Copy every line in the records below that contains the word "expertise".

━━━━━ MATERIALS PROVIDED

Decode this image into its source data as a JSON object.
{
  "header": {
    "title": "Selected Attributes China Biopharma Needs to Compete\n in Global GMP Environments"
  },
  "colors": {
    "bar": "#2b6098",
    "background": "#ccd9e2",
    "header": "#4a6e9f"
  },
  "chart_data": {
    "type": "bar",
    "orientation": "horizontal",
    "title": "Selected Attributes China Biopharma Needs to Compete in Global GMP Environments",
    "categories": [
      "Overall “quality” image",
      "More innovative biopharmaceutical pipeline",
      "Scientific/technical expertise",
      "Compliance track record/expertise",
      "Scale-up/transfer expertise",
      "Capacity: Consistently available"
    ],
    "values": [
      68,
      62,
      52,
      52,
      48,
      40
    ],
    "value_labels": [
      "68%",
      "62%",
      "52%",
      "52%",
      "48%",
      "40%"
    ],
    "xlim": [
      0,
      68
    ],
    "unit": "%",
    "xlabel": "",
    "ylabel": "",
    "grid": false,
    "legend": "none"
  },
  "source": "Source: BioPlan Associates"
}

━━━━━━━━━━

#### SOLUTION FOR THIS EXERCISE:
      "Scientific/technical expertise",
      "Compliance track record/expertise",
      "Scale-up/transfer expertise",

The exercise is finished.